* [Information supplied]:
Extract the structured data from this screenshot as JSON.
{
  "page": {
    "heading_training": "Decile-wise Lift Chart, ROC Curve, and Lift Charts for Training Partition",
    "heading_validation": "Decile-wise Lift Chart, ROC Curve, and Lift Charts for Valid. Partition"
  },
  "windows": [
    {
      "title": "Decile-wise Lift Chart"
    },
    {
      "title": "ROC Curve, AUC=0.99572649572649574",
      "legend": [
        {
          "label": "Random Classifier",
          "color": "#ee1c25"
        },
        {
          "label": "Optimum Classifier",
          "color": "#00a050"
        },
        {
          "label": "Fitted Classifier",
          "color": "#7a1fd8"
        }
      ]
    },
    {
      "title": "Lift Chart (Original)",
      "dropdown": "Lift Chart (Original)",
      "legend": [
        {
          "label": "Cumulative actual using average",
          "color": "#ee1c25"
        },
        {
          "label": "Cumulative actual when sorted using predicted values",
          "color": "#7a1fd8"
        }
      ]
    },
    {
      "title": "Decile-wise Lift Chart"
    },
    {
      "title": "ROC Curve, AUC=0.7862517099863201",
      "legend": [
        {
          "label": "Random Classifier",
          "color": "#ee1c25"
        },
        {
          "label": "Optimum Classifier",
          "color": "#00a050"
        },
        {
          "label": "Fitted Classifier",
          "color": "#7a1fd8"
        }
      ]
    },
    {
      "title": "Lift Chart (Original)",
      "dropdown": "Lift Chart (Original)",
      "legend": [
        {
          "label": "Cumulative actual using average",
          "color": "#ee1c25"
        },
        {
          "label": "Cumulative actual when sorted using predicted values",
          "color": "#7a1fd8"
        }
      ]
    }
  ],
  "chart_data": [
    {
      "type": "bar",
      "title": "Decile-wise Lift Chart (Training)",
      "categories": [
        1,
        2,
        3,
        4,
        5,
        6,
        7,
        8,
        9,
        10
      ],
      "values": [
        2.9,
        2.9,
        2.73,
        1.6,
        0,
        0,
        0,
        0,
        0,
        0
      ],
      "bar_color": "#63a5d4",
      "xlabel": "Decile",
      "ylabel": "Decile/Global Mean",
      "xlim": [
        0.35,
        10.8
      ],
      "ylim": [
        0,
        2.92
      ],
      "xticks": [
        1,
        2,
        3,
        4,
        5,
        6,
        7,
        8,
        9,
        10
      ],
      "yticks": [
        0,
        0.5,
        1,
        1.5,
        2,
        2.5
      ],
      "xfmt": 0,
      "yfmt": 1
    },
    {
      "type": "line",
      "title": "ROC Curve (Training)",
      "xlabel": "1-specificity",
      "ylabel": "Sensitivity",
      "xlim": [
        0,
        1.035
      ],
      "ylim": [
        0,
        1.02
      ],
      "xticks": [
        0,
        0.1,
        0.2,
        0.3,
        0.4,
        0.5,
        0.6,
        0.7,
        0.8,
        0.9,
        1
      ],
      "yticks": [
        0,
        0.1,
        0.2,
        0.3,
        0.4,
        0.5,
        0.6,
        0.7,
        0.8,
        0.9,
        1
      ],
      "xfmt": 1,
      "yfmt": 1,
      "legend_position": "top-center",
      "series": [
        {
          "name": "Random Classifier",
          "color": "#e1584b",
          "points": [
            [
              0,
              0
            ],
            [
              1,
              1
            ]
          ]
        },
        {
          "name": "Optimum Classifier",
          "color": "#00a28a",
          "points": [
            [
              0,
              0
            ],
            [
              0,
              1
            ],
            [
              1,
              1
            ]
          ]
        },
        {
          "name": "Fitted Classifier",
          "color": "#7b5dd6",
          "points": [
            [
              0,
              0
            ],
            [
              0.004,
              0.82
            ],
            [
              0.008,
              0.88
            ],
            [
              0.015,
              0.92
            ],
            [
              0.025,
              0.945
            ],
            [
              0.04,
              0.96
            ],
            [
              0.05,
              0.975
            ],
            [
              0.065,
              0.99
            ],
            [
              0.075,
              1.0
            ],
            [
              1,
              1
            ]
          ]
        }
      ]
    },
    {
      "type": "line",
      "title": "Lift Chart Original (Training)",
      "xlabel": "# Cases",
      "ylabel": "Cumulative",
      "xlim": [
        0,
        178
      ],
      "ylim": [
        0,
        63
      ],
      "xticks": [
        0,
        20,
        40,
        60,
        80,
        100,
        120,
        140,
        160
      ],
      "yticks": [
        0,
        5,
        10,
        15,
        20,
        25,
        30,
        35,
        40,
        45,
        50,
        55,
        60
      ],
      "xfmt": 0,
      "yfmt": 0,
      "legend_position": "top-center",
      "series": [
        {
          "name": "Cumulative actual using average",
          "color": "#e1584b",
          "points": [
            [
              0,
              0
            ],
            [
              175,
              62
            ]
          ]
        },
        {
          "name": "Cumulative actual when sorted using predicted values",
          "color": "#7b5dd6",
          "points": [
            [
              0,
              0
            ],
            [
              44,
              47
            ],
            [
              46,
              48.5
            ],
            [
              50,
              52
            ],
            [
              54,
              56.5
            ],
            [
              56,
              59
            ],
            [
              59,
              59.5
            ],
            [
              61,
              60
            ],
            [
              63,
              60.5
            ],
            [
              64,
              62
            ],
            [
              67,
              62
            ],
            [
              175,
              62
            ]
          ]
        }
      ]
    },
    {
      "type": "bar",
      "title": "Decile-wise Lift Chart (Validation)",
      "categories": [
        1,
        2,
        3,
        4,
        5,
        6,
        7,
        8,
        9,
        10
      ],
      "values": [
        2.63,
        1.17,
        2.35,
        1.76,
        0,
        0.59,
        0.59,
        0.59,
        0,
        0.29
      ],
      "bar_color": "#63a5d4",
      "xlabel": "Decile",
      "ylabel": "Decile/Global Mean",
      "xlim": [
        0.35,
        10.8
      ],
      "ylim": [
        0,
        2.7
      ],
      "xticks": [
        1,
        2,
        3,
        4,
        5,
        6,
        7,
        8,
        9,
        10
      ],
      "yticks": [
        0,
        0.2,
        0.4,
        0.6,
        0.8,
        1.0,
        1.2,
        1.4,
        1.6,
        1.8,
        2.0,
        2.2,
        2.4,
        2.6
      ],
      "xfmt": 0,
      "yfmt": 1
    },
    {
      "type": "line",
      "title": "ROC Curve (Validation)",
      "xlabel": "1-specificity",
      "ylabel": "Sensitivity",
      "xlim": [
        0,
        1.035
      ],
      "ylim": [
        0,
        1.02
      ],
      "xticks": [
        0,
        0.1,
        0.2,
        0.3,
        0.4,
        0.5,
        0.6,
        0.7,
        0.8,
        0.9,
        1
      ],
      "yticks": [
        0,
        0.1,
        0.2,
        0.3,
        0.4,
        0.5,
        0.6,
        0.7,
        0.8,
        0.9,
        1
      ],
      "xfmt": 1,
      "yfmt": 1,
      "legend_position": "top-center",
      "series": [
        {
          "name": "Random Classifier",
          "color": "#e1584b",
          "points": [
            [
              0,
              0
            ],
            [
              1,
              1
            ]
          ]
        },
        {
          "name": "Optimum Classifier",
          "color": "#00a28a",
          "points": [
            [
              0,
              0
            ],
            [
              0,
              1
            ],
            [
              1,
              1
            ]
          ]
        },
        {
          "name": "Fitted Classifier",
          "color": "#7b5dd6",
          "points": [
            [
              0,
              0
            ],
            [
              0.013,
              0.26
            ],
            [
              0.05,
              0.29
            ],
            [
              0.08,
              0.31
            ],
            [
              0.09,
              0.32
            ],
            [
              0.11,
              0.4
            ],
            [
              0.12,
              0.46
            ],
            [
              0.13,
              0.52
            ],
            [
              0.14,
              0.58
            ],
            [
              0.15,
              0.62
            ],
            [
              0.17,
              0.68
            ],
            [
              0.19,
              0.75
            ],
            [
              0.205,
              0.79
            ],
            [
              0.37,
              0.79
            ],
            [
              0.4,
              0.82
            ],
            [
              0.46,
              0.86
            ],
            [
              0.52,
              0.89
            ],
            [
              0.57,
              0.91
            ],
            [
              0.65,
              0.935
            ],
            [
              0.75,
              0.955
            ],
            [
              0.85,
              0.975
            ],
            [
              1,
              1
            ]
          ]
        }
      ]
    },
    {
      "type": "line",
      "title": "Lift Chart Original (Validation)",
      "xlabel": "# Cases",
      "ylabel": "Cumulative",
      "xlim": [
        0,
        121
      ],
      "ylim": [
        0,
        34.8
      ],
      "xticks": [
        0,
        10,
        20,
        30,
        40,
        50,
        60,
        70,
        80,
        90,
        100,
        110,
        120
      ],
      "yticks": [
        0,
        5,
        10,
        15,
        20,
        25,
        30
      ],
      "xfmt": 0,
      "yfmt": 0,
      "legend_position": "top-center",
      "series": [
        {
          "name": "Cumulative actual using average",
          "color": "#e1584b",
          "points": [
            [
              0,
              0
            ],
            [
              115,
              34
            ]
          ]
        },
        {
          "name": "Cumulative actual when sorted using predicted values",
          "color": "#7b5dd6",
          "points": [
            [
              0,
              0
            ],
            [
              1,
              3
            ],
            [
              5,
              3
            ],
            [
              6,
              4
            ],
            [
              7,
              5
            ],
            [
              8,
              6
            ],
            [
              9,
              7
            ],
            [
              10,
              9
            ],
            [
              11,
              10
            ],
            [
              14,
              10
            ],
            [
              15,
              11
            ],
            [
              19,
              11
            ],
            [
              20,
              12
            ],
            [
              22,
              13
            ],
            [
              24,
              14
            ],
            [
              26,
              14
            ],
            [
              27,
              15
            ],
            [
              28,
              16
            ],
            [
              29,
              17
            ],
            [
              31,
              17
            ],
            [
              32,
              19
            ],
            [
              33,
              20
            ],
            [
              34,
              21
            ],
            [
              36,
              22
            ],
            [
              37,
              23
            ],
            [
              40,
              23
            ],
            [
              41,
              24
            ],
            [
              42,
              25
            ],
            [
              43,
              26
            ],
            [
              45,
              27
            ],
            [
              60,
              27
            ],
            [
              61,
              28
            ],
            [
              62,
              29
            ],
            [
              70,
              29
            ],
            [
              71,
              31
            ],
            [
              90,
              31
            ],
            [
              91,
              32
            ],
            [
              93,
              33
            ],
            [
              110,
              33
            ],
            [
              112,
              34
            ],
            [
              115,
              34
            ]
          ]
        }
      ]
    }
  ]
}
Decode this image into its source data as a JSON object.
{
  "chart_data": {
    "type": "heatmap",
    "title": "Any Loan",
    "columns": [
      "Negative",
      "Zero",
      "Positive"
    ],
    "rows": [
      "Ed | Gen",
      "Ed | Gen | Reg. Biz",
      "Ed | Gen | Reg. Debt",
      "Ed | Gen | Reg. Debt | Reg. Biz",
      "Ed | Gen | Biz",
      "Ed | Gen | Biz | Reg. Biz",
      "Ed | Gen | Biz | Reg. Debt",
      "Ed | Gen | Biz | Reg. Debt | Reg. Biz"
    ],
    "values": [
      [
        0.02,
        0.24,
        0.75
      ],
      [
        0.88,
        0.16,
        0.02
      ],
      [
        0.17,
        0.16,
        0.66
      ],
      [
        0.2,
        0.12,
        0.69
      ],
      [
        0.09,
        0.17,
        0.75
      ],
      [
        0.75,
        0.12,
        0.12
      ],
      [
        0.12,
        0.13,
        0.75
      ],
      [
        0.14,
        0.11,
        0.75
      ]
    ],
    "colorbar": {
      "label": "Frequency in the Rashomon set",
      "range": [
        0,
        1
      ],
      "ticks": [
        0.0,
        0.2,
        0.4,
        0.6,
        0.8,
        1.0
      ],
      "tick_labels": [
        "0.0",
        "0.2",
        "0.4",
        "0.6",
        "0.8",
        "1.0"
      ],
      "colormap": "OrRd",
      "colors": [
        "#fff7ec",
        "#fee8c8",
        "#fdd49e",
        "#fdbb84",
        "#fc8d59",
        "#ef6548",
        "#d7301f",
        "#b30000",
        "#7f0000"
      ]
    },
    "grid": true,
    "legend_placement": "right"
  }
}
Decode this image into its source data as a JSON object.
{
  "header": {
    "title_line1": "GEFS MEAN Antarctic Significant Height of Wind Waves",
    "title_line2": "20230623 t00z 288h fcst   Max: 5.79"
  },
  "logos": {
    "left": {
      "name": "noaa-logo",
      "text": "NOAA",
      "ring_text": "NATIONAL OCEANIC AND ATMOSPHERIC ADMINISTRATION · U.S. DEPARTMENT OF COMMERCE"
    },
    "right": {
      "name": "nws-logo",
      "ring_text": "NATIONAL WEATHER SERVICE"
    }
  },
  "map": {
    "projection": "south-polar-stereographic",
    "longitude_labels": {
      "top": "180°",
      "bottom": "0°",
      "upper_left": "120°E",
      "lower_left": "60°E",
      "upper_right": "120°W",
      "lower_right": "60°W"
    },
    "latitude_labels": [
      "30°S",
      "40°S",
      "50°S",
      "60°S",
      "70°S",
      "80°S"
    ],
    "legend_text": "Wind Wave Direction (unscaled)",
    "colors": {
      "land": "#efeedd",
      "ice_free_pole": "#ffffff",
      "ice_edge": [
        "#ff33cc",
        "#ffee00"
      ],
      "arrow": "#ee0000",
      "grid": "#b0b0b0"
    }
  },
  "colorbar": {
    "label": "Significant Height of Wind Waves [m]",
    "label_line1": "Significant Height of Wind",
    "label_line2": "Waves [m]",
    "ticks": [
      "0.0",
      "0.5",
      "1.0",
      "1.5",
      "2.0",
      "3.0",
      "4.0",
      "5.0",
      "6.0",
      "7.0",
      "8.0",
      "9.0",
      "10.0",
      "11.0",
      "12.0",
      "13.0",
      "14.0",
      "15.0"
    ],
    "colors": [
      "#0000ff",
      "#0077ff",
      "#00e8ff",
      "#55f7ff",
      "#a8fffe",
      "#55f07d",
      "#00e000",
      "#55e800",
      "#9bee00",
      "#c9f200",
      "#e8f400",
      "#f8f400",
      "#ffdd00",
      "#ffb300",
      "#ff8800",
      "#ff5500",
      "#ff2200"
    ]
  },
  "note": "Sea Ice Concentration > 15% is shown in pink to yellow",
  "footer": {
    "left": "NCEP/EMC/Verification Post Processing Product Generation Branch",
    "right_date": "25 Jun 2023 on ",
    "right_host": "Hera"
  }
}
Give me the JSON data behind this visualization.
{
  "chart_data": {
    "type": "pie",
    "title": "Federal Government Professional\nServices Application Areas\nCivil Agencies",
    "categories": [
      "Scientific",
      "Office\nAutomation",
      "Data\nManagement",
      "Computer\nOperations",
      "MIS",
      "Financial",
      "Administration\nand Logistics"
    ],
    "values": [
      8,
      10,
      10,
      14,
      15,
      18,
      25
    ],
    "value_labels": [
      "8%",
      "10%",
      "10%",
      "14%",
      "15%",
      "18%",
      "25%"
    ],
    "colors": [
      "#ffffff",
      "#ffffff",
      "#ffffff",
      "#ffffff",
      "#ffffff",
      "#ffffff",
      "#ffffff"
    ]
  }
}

* [What to do]:
Send back exactly the lines from the line with "Give me the" through the end of the records.

* [Problem solution]:
Give me the JSON data behind this visualization.
{
  "chart_data": {
    "type": "pie",
    "title": "Federal Government Professional\nServices Application Areas\nCivil Agencies",
    "categories": [
      "Scientific",
      "Office\nAutomation",
      "Data\nManagement",
      "Computer\nOperations",
      "MIS",
      "Financial",
      "Administration\nand Logistics"
    ],
    "values": [
      8,
      10,
      10,
      14,
      15,
      18,
      25
    ],
    "value_labels": [
      "8%",
      "10%",
      "10%",
      "14%",
      "15%",
      "18%",
      "25%"
    ],
    "colors": [
      "#ffffff",
      "#ffffff",
      "#ffffff",
      "#ffffff",
      "#ffffff",
      "#ffffff",
      "#ffffff"
    ]
  }
}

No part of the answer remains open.